### [DATASET EXCERPTS]
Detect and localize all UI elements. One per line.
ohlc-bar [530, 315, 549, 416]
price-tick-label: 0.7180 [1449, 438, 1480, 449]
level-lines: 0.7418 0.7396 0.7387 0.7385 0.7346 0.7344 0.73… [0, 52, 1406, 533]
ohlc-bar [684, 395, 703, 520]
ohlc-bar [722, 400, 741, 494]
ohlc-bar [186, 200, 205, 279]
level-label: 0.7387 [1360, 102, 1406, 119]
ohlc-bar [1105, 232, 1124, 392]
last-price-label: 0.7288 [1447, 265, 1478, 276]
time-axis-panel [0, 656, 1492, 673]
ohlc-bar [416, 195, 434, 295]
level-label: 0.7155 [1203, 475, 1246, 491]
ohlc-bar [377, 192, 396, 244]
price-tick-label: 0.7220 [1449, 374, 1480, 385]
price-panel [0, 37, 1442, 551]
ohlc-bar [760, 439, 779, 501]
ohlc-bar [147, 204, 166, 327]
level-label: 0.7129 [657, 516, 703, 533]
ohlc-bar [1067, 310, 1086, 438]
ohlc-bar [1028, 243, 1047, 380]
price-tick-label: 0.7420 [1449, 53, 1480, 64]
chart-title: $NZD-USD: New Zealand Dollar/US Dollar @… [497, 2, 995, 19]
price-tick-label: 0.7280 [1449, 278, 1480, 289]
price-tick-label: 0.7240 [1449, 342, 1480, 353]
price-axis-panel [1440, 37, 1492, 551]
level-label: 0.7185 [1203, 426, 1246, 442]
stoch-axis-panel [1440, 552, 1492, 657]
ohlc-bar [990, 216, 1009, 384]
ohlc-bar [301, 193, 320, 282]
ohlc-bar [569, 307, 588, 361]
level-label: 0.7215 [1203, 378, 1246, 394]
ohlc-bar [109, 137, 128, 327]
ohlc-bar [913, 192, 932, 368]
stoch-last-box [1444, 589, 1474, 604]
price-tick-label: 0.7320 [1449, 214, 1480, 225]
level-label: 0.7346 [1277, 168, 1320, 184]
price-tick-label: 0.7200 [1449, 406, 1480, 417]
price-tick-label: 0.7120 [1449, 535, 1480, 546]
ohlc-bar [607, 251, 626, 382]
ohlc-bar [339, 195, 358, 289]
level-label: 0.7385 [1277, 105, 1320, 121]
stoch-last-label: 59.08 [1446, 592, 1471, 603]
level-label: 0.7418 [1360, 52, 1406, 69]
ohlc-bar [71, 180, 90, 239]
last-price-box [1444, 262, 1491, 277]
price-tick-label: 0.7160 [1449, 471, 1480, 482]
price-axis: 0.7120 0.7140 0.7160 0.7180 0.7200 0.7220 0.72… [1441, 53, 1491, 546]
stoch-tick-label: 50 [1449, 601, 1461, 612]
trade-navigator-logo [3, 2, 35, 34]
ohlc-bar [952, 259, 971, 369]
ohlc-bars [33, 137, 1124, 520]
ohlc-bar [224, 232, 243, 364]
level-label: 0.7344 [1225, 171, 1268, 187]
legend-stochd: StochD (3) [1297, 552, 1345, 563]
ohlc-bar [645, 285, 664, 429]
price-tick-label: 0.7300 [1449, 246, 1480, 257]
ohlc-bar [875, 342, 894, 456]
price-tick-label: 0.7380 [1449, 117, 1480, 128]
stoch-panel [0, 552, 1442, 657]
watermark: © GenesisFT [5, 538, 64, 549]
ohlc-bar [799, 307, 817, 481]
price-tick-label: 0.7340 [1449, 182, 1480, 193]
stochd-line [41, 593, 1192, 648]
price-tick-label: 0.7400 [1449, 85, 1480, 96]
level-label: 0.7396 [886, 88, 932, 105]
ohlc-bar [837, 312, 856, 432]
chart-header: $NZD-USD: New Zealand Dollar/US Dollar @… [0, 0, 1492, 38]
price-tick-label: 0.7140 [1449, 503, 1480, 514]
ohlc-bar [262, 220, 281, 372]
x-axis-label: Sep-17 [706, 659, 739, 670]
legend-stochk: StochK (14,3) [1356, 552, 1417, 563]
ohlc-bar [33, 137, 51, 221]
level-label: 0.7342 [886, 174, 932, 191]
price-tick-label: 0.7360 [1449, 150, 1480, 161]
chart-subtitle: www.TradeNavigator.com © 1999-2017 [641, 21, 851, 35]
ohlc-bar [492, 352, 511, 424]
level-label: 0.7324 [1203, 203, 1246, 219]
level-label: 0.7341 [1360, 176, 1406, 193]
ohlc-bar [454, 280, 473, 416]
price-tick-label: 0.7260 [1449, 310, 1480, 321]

### [TO DO]
Out of the material above, gather each line where "stochd" appears.

### [EXERCISE OUTPUT]
legend-stochd: StochD (3) [1297, 552, 1345, 563]
stochd-line [41, 593, 1192, 648]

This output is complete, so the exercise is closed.